_Required task_
Print out the entries below with no edits.

_Data supplied_

━━━━━━━━━━

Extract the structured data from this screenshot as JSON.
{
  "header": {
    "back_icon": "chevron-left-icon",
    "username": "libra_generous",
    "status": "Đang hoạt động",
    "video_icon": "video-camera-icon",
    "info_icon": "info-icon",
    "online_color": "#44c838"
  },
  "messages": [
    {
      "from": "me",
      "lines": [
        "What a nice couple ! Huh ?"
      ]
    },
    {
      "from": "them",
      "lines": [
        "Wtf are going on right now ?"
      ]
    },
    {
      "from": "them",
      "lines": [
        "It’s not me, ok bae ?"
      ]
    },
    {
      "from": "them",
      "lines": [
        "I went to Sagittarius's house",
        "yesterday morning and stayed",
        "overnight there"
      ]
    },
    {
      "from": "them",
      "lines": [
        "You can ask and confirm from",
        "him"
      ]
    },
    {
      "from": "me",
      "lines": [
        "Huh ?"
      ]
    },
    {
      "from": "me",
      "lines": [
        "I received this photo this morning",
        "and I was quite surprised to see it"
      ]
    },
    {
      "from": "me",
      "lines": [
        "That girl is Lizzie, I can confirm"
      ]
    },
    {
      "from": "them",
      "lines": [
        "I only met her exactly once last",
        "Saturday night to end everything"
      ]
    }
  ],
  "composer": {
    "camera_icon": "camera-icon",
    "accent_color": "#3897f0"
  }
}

━━━━━━━━━━

_Task result_
Extract the structured data from this screenshot as JSON.
{
  "header": {
    "back_icon": "chevron-left-icon",
    "username": "libra_generous",
    "status": "Đang hoạt động",
    "video_icon": "video-camera-icon",
    "info_icon": "info-icon",
    "online_color": "#44c838"
  },
  "messages": [
    {
      "from": "me",
      "lines": [
        "What a nice couple ! Huh ?"
      ]
    },
    {
      "from": "them",
      "lines": [
        "Wtf are going on right now ?"
      ]
    },
    {
      "from": "them",
      "lines": [
        "It’s not me, ok bae ?"
      ]
    },
    {
      "from": "them",
      "lines": [
        "I went to Sagittarius's house",
        "yesterday morning and stayed",
        "overnight there"
      ]
    },
    {
      "from": "them",
      "lines": [
        "You can ask and confirm from",
        "him"
      ]
    },
    {
      "from": "me",
      "lines": [
        "Huh ?"
      ]
    },
    {
      "from": "me",
      "lines": [
        "I received this photo this morning",
        "and I was quite surprised to see it"
      ]
    },
    {
      "from": "me",
      "lines": [
        "That girl is Lizzie, I can confirm"
      ]
    },
    {
      "from": "them",
      "lines": [
        "I only met her exactly once last",
        "Saturday night to end everything"
      ]
    }
  ],
  "composer": {
    "camera_icon": "camera-icon",
    "accent_color": "#3897f0"
  }
}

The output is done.